═════ KUTIPAN DOKUMEN
3) Franchise, yaitu sistem dan cara-cara bisnis itu sendiri. Ini merupakan pengetahuan atau spesifikasi usaha dari franchisor yang dijual kepada franchisee. (Suhamoko, 2004 : 188)

Waralaba dapat dibedakan dalam dua bentuk, yaitu waralaba produk dan merek dagang (product and trade franchise) dan waralaba format bisnis (buisness format franchise). Waralaba produk dan merek dagang adalah bentuk waralaba yang paling sederhana. Dalam waralaba produk dan merek dagang, pemberi waralaba memberikan hak kepada penerima waralaba untuk menjual produk yang dikembangkan oleh pemberi waralaba yang disertai dengan pemberian izin untuk menggunakan merek dagang milik pemberi waralaba. Atas pemberian izin penggunaan merek dagang tersebut biasanya pemberi waralaba mendapatkan suatu bentuk pembayaran royalty dimuka, dan selanjutnya pemberi waralaba memperoleh keuntungan melalui penjualan produk yang diwaralabakan kepada penerima waralaba. Dalam bentuknya yang sangat sederhana ini, waralaba produk dan merek dagang sering kali mengambil bentuk keagenan, distributor, atau lisensi penjualan. Contoh dari bentuk ini, misalnya dealer mobil (Auto 2000 dari Toyota) dan stasiun pompa bensin (pertamina).
══════════
▶ _TUJUAN YANG DINYATAKAN_
Lanjutkan tulisan tentang bentuk-bentuk waralaba di atas, mulai setelah kalimat terakhirnya.
═════ INFORMASI YANG DITAMPILKAN
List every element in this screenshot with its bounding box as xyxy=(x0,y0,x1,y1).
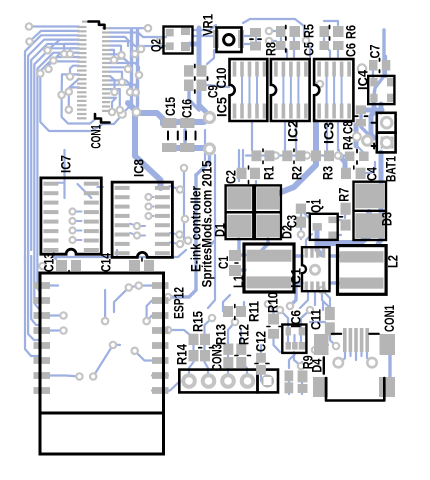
══════════
▶ _JAWABAN TUGAS_
Sedangkan waralaba format bisnis adalah pemberian sebuah lisensi oleh seseorang kepada pihak lain, lisensi tersebut memberikan hak kepada penerima waralaba untuk berusaha dengan menggunakan merek dagang atau nama dagang dari pemberi waralaba. Dan untuk menggunakan keseluruhan paket, yang terdiri dari seluruh elemen yang diperlukan untuk membuat seseorang yang sebelumnya belum terlatih menjadi trampil dalam bisnis dan untuk menjalankannya dengan bantuan yang terus menerus atas dasar-dasar yang telah ditentukan sebelumnya. Waralaba format bisnis ini terdiri dari :

1) Konsep bisnis yang menyeluruh dari pemberi waralaba.

2) Adanya proses permulaan dan pelatihan atas seluruh aspek pengelolaan bisnis, sesuai dengan konsep pemberi waralaba.

3) Proses bantuan dan bimbingan yang terus-menerus dari pihak pemberi waralaba.

Dalam bisnis franchise ini, yang diminta dari franchisor oleh

franchisee adalah :

1) Brand name yang meliputi logo, peralatan dan lain-lain. Franchisor yang baik juga memiliki aturan mengenai tampilan / display perwakilan toko (shopfront) dengan baik dan detail.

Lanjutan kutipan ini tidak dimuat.